------ Exercise data

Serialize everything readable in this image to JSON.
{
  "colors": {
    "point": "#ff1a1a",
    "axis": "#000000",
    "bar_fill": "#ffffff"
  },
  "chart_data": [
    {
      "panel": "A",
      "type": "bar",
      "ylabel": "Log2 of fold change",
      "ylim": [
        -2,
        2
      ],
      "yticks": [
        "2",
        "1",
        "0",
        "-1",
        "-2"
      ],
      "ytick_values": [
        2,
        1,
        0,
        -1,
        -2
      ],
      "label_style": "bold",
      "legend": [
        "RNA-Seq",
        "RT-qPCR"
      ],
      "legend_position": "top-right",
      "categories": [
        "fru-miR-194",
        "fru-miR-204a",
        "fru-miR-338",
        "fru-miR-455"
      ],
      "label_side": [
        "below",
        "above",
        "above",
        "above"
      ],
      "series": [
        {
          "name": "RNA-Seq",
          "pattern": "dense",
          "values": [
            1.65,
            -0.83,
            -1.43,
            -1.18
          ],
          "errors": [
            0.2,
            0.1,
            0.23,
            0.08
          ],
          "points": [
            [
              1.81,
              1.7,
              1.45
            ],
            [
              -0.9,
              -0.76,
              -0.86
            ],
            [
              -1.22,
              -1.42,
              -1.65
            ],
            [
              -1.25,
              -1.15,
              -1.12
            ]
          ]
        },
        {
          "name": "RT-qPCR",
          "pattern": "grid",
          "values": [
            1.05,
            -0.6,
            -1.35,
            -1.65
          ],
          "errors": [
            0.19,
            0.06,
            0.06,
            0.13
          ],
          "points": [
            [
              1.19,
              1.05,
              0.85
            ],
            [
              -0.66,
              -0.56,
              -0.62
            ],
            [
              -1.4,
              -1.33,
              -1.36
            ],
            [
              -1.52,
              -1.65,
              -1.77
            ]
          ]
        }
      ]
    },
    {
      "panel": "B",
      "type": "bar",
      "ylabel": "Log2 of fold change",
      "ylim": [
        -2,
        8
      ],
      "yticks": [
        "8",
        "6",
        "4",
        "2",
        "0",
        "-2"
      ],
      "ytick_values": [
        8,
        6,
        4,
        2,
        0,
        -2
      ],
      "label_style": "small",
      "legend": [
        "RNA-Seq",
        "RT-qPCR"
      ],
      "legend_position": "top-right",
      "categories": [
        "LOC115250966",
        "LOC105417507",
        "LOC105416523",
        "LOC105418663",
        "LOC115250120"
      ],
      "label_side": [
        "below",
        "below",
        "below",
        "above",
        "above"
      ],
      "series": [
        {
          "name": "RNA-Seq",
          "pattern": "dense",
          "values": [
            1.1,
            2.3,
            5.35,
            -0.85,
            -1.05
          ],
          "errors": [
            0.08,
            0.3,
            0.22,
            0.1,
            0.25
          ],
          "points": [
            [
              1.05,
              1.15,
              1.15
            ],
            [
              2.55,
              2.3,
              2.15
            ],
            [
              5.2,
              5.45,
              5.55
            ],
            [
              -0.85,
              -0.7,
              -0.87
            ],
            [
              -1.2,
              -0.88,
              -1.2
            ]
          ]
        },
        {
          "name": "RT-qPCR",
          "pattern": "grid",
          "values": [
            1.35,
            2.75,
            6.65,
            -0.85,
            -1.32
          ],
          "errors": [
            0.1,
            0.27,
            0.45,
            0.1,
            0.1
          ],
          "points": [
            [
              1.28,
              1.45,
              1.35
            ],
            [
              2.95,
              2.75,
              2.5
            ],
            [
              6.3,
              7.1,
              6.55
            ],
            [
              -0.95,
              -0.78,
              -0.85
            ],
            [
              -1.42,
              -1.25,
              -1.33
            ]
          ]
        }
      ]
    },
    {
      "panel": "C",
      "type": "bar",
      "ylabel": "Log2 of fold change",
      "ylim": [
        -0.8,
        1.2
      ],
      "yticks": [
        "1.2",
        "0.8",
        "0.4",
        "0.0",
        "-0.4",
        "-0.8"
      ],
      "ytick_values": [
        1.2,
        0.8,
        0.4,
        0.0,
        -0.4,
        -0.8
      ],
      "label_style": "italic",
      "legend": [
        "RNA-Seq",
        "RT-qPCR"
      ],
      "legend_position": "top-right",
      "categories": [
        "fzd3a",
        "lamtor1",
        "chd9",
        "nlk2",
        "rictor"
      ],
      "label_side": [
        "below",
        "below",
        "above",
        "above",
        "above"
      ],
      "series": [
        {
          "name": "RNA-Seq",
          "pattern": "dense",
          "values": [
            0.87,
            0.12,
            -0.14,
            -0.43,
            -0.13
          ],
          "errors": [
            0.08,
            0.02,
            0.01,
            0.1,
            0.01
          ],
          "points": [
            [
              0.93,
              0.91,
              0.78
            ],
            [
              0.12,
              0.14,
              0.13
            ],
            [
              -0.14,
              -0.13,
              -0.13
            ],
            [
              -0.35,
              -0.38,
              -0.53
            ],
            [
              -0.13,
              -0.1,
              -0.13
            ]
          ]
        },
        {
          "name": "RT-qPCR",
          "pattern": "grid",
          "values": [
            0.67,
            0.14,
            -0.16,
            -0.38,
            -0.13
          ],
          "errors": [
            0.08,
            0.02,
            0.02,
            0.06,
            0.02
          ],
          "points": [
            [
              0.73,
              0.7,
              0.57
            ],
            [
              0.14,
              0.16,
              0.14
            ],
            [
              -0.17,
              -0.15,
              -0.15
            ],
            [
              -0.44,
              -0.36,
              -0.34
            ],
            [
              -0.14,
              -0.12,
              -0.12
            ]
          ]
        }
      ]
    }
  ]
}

------------

◆ **Exercise prompt**
Output all of the data again, exactly.

◆ **Written solution**
Serialize everything readable in this image to JSON.
{
  "colors": {
    "point": "#ff1a1a",
    "axis": "#000000",
    "bar_fill": "#ffffff"
  },
  "chart_data": [
    {
      "panel": "A",
      "type": "bar",
      "ylabel": "Log2 of fold change",
      "ylim": [
        -2,
        2
      ],
      "yticks": [
        "2",
        "1",
        "0",
        "-1",
        "-2"
      ],
      "ytick_values": [
        2,
        1,
        0,
        -1,
        -2
      ],
      "label_style": "bold",
      "legend": [
        "RNA-Seq",
        "RT-qPCR"
      ],
      "legend_position": "top-right",
      "categories": [
        "fru-miR-194",
        "fru-miR-204a",
        "fru-miR-338",
        "fru-miR-455"
      ],
      "label_side": [
        "below",
        "above",
        "above",
        "above"
      ],
      "series": [
        {
          "name": "RNA-Seq",
          "pattern": "dense",
          "values": [
            1.65,
            -0.83,
            -1.43,
            -1.18
          ],
          "errors": [
            0.2,
            0.1,
            0.23,
            0.08
          ],
          "points": [
            [
              1.81,
              1.7,
              1.45
            ],
            [
              -0.9,
              -0.76,
              -0.86
            ],
            [
              -1.22,
              -1.42,
              -1.65
            ],
            [
              -1.25,
              -1.15,
              -1.12
            ]
          ]
        },
        {
          "name": "RT-qPCR",
          "pattern": "grid",
          "values": [
            1.05,
            -0.6,
            -1.35,
            -1.65
          ],
          "errors": [
            0.19,
            0.06,
            0.06,
            0.13
          ],
          "points": [
            [
              1.19,
              1.05,
              0.85
            ],
            [
              -0.66,
              -0.56,
              -0.62
            ],
            [
              -1.4,
              -1.33,
              -1.36
            ],
            [
              -1.52,
              -1.65,
              -1.77
            ]
          ]
        }
      ]
    },
    {
      "panel": "B",
      "type": "bar",
      "ylabel": "Log2 of fold change",
      "ylim": [
        -2,
        8
      ],
      "yticks": [
        "8",
        "6",
        "4",
        "2",
        "0",
        "-2"
      ],
      "ytick_values": [
        8,
        6,
        4,
        2,
        0,
        -2
      ],
      "label_style": "small",
      "legend": [
        "RNA-Seq",
        "RT-qPCR"
      ],
      "legend_position": "top-right",
      "categories": [
        "LOC115250966",
        "LOC105417507",
        "LOC105416523",
        "LOC105418663",
        "LOC115250120"
      ],
      "label_side": [
        "below",
        "below",
        "below",
        "above",
        "above"
      ],
      "series": [
        {
          "name": "RNA-Seq",
          "pattern": "dense",
          "values": [
            1.1,
            2.3,
            5.35,
            -0.85,
            -1.05
          ],
          "errors": [
            0.08,
            0.3,
            0.22,
            0.1,
            0.25
          ],
          "points": [
            [
              1.05,
              1.15,
              1.15
            ],
            [
              2.55,
              2.3,
              2.15
            ],
            [
              5.2,
              5.45,
              5.55
            ],
            [
              -0.85,
              -0.7,
              -0.87
            ],
            [
              -1.2,
              -0.88,
              -1.2
            ]
          ]
        },
        {
          "name": "RT-qPCR",
          "pattern": "grid",
          "values": [
            1.35,
            2.75,
            6.65,
            -0.85,
            -1.32
          ],
          "errors": [
            0.1,
            0.27,
            0.45,
            0.1,
            0.1
          ],
          "points": [
            [
              1.28,
              1.45,
              1.35
            ],
            [
              2.95,
              2.75,
              2.5
            ],
            [
              6.3,
              7.1,
              6.55
            ],
            [
              -0.95,
              -0.78,
              -0.85
            ],
            [
              -1.42,
              -1.25,
              -1.33
            ]
          ]
        }
      ]
    },
    {
      "panel": "C",
      "type": "bar",
      "ylabel": "Log2 of fold change",
      "ylim": [
        -0.8,
        1.2
      ],
      "yticks": [
        "1.2",
        "0.8",
        "0.4",
        "0.0",
        "-0.4",
        "-0.8"
      ],
      "ytick_values": [
        1.2,
        0.8,
        0.4,
        0.0,
        -0.4,
        -0.8
      ],
      "label_style": "italic",
      "legend": [
        "RNA-Seq",
        "RT-qPCR"
      ],
      "legend_position": "top-right",
      "categories": [
        "fzd3a",
        "lamtor1",
        "chd9",
        "nlk2",
        "rictor"
      ],
      "label_side": [
        "below",
        "below",
        "above",
        "above",
        "above"
      ],
      "series": [
        {
          "name": "RNA-Seq",
          "pattern": "dense",
          "values": [
            0.87,
            0.12,
            -0.14,
            -0.43,
            -0.13
          ],
          "errors": [
            0.08,
            0.02,
            0.01,
            0.1,
            0.01
          ],
          "points": [
            [
              0.93,
              0.91,
              0.78
            ],
            [
              0.12,
              0.14,
              0.13
            ],
            [
              -0.14,
              -0.13,
              -0.13
            ],
            [
              -0.35,
              -0.38,
              -0.53
            ],
            [
              -0.13,
              -0.1,
              -0.13
            ]
          ]
        },
        {
          "name": "RT-qPCR",
          "pattern": "grid",
          "values": [
            0.67,
            0.14,
            -0.16,
            -0.38,
            -0.13
          ],
          "errors": [
            0.08,
            0.02,
            0.02,
            0.06,
            0.02
          ],
          "points": [
            [
              0.73,
              0.7,
              0.57
            ],
            [
              0.14,
              0.16,
              0.14
            ],
            [
              -0.17,
              -0.15,
              -0.15
            ],
            [
              -0.44,
              -0.36,
              -0.34
            ],
            [
              -0.14,
              -0.12,
              -0.12
            ]
          ]
        }
      ]
    }
  ]
}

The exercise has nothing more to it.